*** Supplied passage ***

Sorry I wasn’t there Pat. I have a lot to learn from this.

What do I need to do to get your solution working as per this initial attempt; http://tinyurl.com/c5pude (got an AddressAccessDeniedException when starting the service host: "HTTP could not register URL http://+8080/. Your process does not have access rights to this namespace (see http://go.microsoft.com/fwlink/?LinkId=70353 for details)."

Thank you,
Greg
Gravatar # re: Developing REST Web Services using WCF - Presentation materials
by Pat Gannon at 4/23/2009 12:23 PM

Hi Greg,

You must be running Vista. :-) You need to start the service host from outside of visual studio - right click on the exe and click "start as administrator" so that the process has the privileges to listen on an HTTP port. Supposedly there is a way to fix this (assign the correct permissions) by using netsh.exe (part of Windows Vista), but I couldn't get it to work. It's not too big of a problem to start it outside of Visual Studio, though, because you can always "attach to process" in Visual Studio after you've started it if you want to debug the code in the service host. (It will tell you that you need to restart VS as an administrator, if you didn't specifically start Visual Studio 'as administrator', but just click Yes and it will handle it for you.)

*** End of Supplied passage ***
*** Extracted records ***

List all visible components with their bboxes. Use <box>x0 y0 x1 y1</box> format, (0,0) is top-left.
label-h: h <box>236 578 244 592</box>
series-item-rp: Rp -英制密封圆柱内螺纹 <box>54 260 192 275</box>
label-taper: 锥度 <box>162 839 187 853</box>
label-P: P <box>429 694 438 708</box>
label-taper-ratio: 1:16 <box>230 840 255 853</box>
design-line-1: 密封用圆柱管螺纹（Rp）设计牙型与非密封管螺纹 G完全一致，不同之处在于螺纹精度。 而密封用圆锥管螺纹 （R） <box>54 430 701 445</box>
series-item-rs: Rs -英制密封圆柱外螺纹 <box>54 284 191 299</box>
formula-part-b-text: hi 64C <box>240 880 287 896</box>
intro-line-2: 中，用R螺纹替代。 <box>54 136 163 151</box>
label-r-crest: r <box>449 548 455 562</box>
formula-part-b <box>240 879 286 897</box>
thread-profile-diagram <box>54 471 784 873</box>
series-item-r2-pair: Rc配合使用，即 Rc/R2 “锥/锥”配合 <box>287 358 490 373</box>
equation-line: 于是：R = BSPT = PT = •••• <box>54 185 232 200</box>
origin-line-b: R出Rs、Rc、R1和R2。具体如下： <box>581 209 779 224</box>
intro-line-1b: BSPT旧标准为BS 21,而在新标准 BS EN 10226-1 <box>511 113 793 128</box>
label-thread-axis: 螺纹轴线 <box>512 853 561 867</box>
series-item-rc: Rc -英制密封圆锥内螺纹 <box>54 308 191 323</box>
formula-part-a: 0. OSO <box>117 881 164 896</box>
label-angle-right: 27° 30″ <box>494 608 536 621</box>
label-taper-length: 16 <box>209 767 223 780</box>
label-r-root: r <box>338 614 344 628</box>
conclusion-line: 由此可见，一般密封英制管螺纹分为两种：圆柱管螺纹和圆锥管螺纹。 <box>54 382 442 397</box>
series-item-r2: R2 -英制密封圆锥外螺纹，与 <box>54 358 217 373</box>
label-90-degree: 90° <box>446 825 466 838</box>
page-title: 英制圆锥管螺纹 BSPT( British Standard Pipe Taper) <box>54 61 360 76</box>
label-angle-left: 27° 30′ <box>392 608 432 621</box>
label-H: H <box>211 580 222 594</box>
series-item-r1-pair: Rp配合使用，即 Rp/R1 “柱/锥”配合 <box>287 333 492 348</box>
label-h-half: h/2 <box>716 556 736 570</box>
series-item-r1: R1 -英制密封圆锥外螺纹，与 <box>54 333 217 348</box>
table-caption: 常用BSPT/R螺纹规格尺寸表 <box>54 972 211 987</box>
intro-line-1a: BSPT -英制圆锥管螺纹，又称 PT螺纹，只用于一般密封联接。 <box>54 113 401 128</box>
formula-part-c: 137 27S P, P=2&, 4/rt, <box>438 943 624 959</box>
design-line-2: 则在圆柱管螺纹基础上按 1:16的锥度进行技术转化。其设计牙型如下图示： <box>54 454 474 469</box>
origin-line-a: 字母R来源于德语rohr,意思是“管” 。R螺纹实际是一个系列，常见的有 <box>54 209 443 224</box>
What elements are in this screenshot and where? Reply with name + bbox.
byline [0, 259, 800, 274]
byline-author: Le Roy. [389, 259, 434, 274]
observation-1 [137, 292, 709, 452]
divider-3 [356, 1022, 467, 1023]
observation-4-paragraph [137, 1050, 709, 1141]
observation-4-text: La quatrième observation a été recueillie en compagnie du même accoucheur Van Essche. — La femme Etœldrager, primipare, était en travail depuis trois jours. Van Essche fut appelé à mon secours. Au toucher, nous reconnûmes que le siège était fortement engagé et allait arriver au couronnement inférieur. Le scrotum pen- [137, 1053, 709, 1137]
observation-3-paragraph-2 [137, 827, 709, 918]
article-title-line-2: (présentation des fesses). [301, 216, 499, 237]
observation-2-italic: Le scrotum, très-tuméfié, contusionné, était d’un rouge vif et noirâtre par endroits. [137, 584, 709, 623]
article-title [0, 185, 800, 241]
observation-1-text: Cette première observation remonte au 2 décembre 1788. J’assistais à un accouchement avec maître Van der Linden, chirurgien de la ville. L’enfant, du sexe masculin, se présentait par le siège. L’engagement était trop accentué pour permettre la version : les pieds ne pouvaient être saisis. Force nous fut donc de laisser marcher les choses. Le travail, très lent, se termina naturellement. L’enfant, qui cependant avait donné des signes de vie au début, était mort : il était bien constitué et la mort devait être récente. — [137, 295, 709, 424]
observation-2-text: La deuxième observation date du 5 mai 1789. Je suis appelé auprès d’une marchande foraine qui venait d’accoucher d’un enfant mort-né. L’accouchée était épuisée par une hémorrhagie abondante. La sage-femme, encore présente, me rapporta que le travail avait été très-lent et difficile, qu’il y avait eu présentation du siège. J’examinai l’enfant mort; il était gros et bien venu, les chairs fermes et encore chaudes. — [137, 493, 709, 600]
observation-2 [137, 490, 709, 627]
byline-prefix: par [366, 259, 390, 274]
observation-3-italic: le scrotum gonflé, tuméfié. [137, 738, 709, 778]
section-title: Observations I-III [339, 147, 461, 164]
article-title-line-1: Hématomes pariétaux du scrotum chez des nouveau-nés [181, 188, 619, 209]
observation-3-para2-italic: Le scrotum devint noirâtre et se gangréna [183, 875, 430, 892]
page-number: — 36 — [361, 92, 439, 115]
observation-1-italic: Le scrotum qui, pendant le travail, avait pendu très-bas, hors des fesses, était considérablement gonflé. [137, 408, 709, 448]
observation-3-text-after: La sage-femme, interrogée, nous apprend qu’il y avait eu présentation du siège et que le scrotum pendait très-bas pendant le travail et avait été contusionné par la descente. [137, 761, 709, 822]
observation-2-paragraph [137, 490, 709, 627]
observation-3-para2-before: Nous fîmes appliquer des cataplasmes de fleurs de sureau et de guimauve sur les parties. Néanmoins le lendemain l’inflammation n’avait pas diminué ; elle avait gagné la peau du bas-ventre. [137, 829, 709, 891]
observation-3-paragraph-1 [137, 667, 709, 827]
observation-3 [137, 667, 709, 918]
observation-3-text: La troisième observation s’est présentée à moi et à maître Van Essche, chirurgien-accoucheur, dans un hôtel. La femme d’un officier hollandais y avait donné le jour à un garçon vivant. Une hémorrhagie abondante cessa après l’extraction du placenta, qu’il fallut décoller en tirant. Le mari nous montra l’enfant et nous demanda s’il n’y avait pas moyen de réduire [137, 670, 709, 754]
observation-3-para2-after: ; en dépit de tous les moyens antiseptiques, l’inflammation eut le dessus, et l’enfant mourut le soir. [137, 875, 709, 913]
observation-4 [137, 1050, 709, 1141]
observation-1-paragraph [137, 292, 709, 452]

*** End of Extracted records ***

__Work task 1__. Retype the WCF comment thread from "You must be" up to and including "it for you.)".
__Work task 2__. Pick up the WCF comment thread after its final sentence and keep writing.

__Answer section 1__.
You must be running Vista. :-) You need to start the service host from outside of visual studio - right click on the exe and click "start as administrator" so that the process has the privileges to listen on an HTTP port. Supposedly there is a way to fix this (assign the correct permissions) by using netsh.exe (part of Windows Vista), but I couldn't get it to work. It's not too big of a problem to start it outside of Visual Studio, though, because you can always "attach to process" in Visual Studio after you've started it if you want to debug the code in the service host. (It will tell you that you need to restart VS as an administrator, if you didn't specifically start Visual Studio 'as administrator', but just click Yes and it will handle it for you.)

__Answer section 2__.
Once you've got the service host running, start the client (which you can start from within Visual Studio) and it will connect to the service running 'inside' the service host.

Take care!
Pat
Gravatar # re: Developing REST Web Services using WCF - Presentation materials
by RN at 12/30/2009 12:30 AM

Hi Pat,

Its a good example.. but you have too many projects which can get confusing.

i mean .. you could have easily merged the contract with the services project.

Thanks for the example, nice one

RN
Gravatar # re: Developing REST Web Services using WCF - Presentation materials
by Pat Gannon at 1/7/2010 8:54 PM

@RN,

Actually, merging the contract and services projects would have been non-ideal IMO because then the client would have a direct reference to the service project (since it must reference the contract), and that sort of defeats the point of a web service, right?